Could you output each line of the data that follows exactly?

[Begin Supplied entries]

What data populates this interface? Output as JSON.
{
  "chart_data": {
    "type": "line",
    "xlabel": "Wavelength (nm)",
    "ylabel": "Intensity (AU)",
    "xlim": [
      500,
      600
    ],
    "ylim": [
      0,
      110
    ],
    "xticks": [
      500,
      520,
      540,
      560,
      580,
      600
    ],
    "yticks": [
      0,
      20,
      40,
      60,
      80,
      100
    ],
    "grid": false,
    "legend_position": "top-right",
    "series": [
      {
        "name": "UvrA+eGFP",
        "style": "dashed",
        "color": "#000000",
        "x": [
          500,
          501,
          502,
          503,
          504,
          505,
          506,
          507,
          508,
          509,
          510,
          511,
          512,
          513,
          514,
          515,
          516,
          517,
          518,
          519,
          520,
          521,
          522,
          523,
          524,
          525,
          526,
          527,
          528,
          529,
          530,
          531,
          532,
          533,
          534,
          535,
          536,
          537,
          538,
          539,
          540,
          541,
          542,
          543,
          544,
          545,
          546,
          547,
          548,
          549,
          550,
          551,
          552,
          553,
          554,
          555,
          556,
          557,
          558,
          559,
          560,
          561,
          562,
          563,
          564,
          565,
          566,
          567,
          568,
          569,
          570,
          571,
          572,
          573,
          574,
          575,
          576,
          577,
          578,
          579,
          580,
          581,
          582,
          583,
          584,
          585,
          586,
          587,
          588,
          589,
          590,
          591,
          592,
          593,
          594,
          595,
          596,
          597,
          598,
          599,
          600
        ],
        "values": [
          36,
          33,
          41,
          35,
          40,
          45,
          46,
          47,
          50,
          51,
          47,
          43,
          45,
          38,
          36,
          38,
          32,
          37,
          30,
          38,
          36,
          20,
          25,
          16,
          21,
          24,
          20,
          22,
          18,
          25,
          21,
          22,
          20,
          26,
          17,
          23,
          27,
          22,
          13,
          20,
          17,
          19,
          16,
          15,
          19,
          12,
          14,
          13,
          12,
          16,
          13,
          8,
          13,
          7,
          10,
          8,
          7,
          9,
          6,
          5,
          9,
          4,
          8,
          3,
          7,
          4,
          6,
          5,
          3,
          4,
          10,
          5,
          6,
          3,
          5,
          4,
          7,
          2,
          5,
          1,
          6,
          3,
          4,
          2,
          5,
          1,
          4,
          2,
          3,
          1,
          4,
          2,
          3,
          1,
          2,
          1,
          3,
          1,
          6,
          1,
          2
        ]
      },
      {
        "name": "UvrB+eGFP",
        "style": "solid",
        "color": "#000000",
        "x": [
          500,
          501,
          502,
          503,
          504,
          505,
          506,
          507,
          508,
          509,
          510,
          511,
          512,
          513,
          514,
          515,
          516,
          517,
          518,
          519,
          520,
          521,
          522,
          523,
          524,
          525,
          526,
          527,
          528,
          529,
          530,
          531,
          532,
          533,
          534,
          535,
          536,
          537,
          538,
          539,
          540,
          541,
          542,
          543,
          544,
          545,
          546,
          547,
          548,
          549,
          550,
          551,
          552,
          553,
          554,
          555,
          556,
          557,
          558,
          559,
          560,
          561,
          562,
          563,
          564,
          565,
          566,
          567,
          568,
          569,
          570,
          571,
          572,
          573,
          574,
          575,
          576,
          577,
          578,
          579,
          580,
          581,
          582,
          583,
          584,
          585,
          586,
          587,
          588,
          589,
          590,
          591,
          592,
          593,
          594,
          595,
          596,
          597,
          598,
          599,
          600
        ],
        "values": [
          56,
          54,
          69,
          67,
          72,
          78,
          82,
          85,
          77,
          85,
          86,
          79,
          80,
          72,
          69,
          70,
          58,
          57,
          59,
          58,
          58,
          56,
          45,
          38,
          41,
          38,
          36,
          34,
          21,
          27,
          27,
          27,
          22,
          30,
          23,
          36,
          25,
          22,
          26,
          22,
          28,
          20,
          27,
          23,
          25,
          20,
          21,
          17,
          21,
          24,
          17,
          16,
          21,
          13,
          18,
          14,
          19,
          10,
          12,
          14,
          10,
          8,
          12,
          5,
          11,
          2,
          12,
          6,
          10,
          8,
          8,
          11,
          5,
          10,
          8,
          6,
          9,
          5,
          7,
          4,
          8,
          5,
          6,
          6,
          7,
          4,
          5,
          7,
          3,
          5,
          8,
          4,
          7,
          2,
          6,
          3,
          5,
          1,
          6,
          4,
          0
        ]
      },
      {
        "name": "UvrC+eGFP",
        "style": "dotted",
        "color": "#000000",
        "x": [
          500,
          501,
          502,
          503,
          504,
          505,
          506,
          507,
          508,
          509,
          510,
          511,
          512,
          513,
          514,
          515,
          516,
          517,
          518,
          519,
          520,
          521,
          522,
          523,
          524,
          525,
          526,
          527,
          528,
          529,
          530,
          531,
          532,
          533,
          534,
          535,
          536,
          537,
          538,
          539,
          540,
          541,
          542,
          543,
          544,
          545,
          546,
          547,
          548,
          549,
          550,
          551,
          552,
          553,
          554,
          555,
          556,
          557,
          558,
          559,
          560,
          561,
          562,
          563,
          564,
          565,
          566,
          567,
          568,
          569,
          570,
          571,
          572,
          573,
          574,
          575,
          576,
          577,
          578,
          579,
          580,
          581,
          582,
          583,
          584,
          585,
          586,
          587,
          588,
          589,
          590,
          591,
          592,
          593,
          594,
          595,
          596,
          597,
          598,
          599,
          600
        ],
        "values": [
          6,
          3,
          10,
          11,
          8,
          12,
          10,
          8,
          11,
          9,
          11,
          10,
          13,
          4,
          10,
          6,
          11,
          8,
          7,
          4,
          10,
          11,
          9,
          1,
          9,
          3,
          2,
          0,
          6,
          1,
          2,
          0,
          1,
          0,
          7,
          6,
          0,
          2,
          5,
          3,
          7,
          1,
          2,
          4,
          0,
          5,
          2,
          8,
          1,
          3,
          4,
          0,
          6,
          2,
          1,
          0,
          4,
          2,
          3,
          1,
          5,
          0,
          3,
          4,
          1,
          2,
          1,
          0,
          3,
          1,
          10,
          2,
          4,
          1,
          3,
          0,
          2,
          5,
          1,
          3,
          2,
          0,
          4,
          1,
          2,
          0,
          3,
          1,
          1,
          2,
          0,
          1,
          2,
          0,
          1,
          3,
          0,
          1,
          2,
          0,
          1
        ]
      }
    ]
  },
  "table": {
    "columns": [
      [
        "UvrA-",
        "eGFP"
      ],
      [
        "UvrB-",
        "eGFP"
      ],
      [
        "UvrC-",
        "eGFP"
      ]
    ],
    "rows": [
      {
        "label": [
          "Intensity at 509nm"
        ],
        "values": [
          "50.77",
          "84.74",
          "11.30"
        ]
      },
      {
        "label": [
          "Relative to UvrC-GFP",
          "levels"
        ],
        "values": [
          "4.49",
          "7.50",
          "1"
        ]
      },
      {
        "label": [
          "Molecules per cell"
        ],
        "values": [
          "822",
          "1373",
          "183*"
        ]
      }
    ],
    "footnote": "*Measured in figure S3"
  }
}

[End Supplied entries]

__Task solution__
What data populates this interface? Output as JSON.
{
  "chart_data": {
    "type": "line",
    "xlabel": "Wavelength (nm)",
    "ylabel": "Intensity (AU)",
    "xlim": [
      500,
      600
    ],
    "ylim": [
      0,
      110
    ],
    "xticks": [
      500,
      520,
      540,
      560,
      580,
      600
    ],
    "yticks": [
      0,
      20,
      40,
      60,
      80,
      100
    ],
    "grid": false,
    "legend_position": "top-right",
    "series": [
      {
        "name": "UvrA+eGFP",
        "style": "dashed",
        "color": "#000000",
        "x": [
          500,
          501,
          502,
          503,
          504,
          505,
          506,
          507,
          508,
          509,
          510,
          511,
          512,
          513,
          514,
          515,
          516,
          517,
          518,
          519,
          520,
          521,
          522,
          523,
          524,
          525,
          526,
          527,
          528,
          529,
          530,
          531,
          532,
          533,
          534,
          535,
          536,
          537,
          538,
          539,
          540,
          541,
          542,
          543,
          544,
          545,
          546,
          547,
          548,
          549,
          550,
          551,
          552,
          553,
          554,
          555,
          556,
          557,
          558,
          559,
          560,
          561,
          562,
          563,
          564,
          565,
          566,
          567,
          568,
          569,
          570,
          571,
          572,
          573,
          574,
          575,
          576,
          577,
          578,
          579,
          580,
          581,
          582,
          583,
          584,
          585,
          586,
          587,
          588,
          589,
          590,
          591,
          592,
          593,
          594,
          595,
          596,
          597,
          598,
          599,
          600
        ],
        "values": [
          36,
          33,
          41,
          35,
          40,
          45,
          46,
          47,
          50,
          51,
          47,
          43,
          45,
          38,
          36,
          38,
          32,
          37,
          30,
          38,
          36,
          20,
          25,
          16,
          21,
          24,
          20,
          22,
          18,
          25,
          21,
          22,
          20,
          26,
          17,
          23,
          27,
          22,
          13,
          20,
          17,
          19,
          16,
          15,
          19,
          12,
          14,
          13,
          12,
          16,
          13,
          8,
          13,
          7,
          10,
          8,
          7,
          9,
          6,
          5,
          9,
          4,
          8,
          3,
          7,
          4,
          6,
          5,
          3,
          4,
          10,
          5,
          6,
          3,
          5,
          4,
          7,
          2,
          5,
          1,
          6,
          3,
          4,
          2,
          5,
          1,
          4,
          2,
          3,
          1,
          4,
          2,
          3,
          1,
          2,
          1,
          3,
          1,
          6,
          1,
          2
        ]
      },
      {
        "name": "UvrB+eGFP",
        "style": "solid",
        "color": "#000000",
        "x": [
          500,
          501,
          502,
          503,
          504,
          505,
          506,
          507,
          508,
          509,
          510,
          511,
          512,
          513,
          514,
          515,
          516,
          517,
          518,
          519,
          520,
          521,
          522,
          523,
          524,
          525,
          526,
          527,
          528,
          529,
          530,
          531,
          532,
          533,
          534,
          535,
          536,
          537,
          538,
          539,
          540,
          541,
          542,
          543,
          544,
          545,
          546,
          547,
          548,
          549,
          550,
          551,
          552,
          553,
          554,
          555,
          556,
          557,
          558,
          559,
          560,
          561,
          562,
          563,
          564,
          565,
          566,
          567,
          568,
          569,
          570,
          571,
          572,
          573,
          574,
          575,
          576,
          577,
          578,
          579,
          580,
          581,
          582,
          583,
          584,
          585,
          586,
          587,
          588,
          589,
          590,
          591,
          592,
          593,
          594,
          595,
          596,
          597,
          598,
          599,
          600
        ],
        "values": [
          56,
          54,
          69,
          67,
          72,
          78,
          82,
          85,
          77,
          85,
          86,
          79,
          80,
          72,
          69,
          70,
          58,
          57,
          59,
          58,
          58,
          56,
          45,
          38,
          41,
          38,
          36,
          34,
          21,
          27,
          27,
          27,
          22,
          30,
          23,
          36,
          25,
          22,
          26,
          22,
          28,
          20,
          27,
          23,
          25,
          20,
          21,
          17,
          21,
          24,
          17,
          16,
          21,
          13,
          18,
          14,
          19,
          10,
          12,
          14,
          10,
          8,
          12,
          5,
          11,
          2,
          12,
          6,
          10,
          8,
          8,
          11,
          5,
          10,
          8,
          6,
          9,
          5,
          7,
          4,
          8,
          5,
          6,
          6,
          7,
          4,
          5,
          7,
          3,
          5,
          8,
          4,
          7,
          2,
          6,
          3,
          5,
          1,
          6,
          4,
          0
        ]
      },
      {
        "name": "UvrC+eGFP",
        "style": "dotted",
        "color": "#000000",
        "x": [
          500,
          501,
          502,
          503,
          504,
          505,
          506,
          507,
          508,
          509,
          510,
          511,
          512,
          513,
          514,
          515,
          516,
          517,
          518,
          519,
          520,
          521,
          522,
          523,
          524,
          525,
          526,
          527,
          528,
          529,
          530,
          531,
          532,
          533,
          534,
          535,
          536,
          537,
          538,
          539,
          540,
          541,
          542,
          543,
          544,
          545,
          546,
          547,
          548,
          549,
          550,
          551,
          552,
          553,
          554,
          555,
          556,
          557,
          558,
          559,
          560,
          561,
          562,
          563,
          564,
          565,
          566,
          567,
          568,
          569,
          570,
          571,
          572,
          573,
          574,
          575,
          576,
          577,
          578,
          579,
          580,
          581,
          582,
          583,
          584,
          585,
          586,
          587,
          588,
          589,
          590,
          591,
          592,
          593,
          594,
          595,
          596,
          597,
          598,
          599,
          600
        ],
        "values": [
          6,
          3,
          10,
          11,
          8,
          12,
          10,
          8,
          11,
          9,
          11,
          10,
          13,
          4,
          10,
          6,
          11,
          8,
          7,
          4,
          10,
          11,
          9,
          1,
          9,
          3,
          2,
          0,
          6,
          1,
          2,
          0,
          1,
          0,
          7,
          6,
          0,
          2,
          5,
          3,
          7,
          1,
          2,
          4,
          0,
          5,
          2,
          8,
          1,
          3,
          4,
          0,
          6,
          2,
          1,
          0,
          4,
          2,
          3,
          1,
          5,
          0,
          3,
          4,
          1,
          2,
          1,
          0,
          3,
          1,
          10,
          2,
          4,
          1,
          3,
          0,
          2,
          5,
          1,
          3,
          2,
          0,
          4,
          1,
          2,
          0,
          3,
          1,
          1,
          2,
          0,
          1,
          2,
          0,
          1,
          3,
          0,
          1,
          2,
          0,
          1
        ]
      }
    ]
  },
  "table": {
    "columns": [
      [
        "UvrA-",
        "eGFP"
      ],
      [
        "UvrB-",
        "eGFP"
      ],
      [
        "UvrC-",
        "eGFP"
      ]
    ],
    "rows": [
      {
        "label": [
          "Intensity at 509nm"
        ],
        "values": [
          "50.77",
          "84.74",
          "11.30"
        ]
      },
      {
        "label": [
          "Relative to UvrC-GFP",
          "levels"
        ],
        "values": [
          "4.49",
          "7.50",
          "1"
        ]
      },
      {
        "label": [
          "Molecules per cell"
        ],
        "values": [
          "822",
          "1373",
          "183*"
        ]
      }
    ],
    "footnote": "*Measured in figure S3"
  }
}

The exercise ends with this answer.